## Start

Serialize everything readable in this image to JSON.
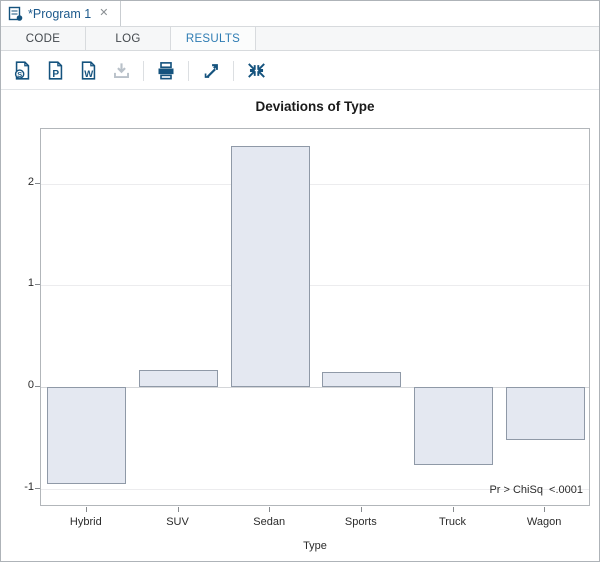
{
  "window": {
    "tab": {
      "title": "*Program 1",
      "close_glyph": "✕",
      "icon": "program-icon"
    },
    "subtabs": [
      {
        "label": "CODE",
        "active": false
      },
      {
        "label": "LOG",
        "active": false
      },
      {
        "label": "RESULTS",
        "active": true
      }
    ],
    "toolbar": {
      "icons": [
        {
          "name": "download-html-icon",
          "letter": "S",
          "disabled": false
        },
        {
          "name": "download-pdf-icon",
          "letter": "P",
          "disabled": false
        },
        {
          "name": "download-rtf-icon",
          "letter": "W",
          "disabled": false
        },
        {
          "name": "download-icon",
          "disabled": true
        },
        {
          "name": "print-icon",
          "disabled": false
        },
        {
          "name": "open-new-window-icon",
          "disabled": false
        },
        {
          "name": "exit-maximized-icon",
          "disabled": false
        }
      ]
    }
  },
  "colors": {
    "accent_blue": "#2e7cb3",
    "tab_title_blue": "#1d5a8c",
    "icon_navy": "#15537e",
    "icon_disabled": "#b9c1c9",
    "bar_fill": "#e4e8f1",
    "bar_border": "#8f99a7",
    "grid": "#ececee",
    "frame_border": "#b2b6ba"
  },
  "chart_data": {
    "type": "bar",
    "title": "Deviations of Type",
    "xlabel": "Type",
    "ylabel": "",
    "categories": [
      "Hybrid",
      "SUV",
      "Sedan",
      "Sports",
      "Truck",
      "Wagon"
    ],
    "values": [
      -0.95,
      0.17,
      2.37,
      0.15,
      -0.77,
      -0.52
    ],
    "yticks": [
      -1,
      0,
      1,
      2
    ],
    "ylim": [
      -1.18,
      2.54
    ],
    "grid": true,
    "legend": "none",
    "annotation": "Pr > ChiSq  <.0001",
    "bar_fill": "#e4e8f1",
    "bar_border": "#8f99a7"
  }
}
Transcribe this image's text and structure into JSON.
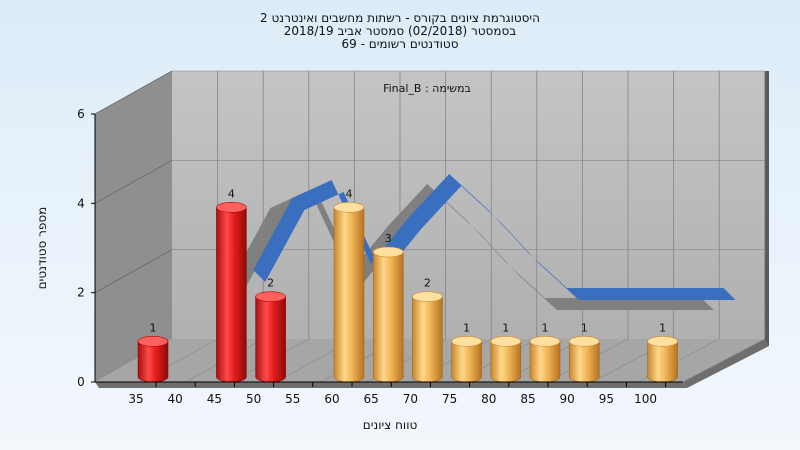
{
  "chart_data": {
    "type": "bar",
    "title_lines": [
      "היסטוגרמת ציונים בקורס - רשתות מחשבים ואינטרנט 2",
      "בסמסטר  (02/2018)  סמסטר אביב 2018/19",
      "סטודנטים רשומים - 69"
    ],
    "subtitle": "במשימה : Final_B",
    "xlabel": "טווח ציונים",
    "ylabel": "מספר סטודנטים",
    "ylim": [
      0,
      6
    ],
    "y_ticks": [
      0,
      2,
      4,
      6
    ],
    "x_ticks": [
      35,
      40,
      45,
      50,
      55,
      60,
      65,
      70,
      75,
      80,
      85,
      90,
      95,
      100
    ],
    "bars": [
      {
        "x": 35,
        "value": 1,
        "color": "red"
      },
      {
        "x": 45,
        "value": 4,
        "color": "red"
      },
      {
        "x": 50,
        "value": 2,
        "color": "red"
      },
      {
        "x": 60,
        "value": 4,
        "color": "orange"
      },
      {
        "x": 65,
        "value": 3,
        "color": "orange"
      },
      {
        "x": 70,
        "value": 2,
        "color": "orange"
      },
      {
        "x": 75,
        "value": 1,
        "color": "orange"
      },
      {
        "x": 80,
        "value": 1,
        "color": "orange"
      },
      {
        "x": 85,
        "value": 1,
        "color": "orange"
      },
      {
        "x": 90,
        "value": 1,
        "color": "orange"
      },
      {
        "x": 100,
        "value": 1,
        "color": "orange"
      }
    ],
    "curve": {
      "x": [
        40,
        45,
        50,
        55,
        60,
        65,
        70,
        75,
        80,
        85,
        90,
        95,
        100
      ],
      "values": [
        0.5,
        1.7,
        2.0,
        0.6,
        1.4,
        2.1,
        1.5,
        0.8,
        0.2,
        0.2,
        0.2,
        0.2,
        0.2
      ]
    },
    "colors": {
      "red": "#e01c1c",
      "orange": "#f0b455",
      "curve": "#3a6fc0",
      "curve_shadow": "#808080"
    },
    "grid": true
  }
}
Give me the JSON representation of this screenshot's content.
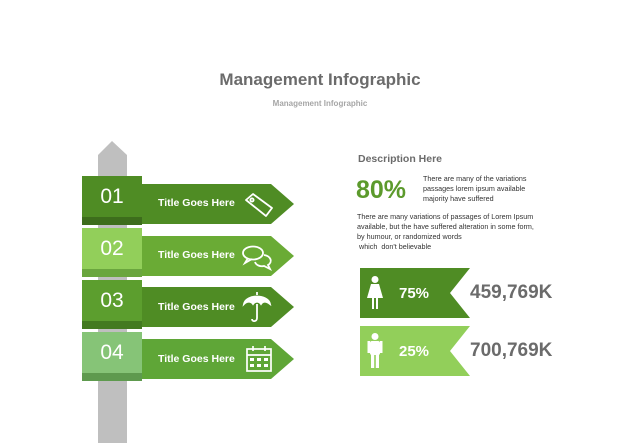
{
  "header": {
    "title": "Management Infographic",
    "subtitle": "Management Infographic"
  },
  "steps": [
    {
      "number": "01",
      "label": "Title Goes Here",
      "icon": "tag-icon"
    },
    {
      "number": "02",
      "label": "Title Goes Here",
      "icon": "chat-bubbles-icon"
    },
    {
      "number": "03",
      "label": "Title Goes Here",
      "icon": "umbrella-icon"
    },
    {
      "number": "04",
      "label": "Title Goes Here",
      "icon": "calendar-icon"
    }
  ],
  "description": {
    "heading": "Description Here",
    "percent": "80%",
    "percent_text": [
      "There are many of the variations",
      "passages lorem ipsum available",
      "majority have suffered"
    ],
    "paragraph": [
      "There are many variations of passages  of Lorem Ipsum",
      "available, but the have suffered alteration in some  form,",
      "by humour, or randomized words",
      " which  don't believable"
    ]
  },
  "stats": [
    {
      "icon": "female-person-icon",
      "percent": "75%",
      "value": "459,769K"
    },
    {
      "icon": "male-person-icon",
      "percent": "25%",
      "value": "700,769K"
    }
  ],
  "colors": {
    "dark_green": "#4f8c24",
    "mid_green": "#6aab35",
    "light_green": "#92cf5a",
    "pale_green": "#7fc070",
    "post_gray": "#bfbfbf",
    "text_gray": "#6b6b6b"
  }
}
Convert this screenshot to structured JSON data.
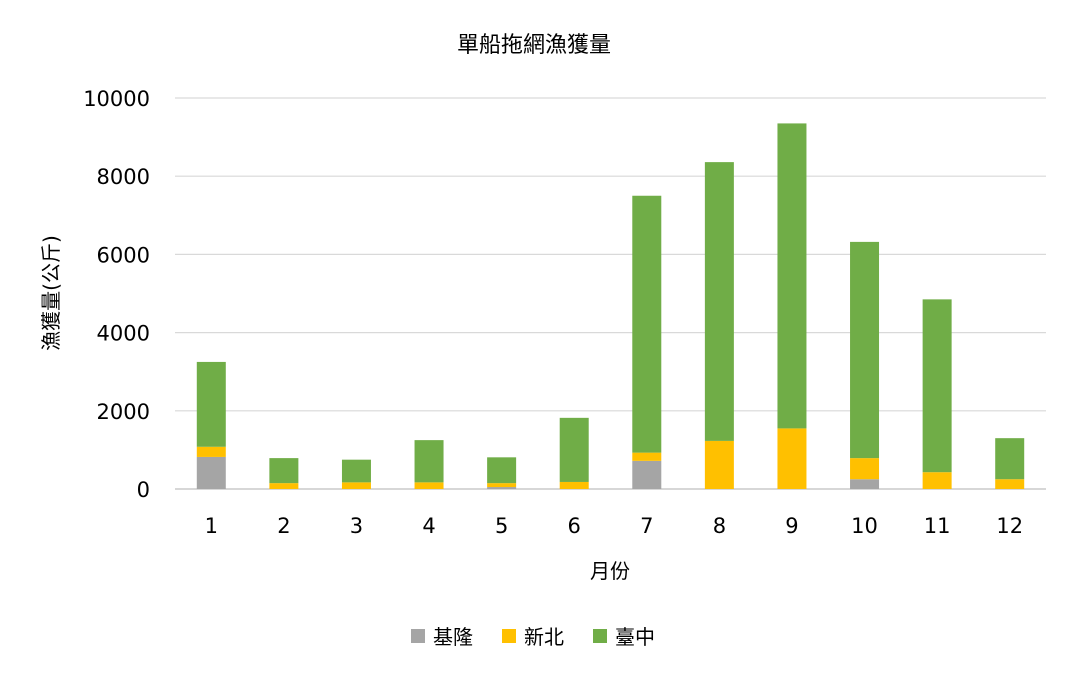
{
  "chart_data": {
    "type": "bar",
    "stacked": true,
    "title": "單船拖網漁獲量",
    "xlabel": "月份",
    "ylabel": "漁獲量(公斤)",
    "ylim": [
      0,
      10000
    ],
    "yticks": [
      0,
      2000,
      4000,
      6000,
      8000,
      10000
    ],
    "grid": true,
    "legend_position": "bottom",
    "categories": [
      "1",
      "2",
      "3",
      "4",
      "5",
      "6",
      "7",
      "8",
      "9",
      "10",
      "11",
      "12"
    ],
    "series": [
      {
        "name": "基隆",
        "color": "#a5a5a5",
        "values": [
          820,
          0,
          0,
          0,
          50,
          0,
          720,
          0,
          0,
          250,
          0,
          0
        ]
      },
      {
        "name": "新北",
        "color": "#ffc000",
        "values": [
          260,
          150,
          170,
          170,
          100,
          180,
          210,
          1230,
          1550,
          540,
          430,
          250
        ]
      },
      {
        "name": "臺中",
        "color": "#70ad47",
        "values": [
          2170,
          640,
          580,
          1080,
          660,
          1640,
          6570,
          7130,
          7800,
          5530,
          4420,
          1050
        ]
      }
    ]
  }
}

## End

Find how many lines in the listing hold "passages", and reply with that number only.

**EXERCISE OUTPUT:**
2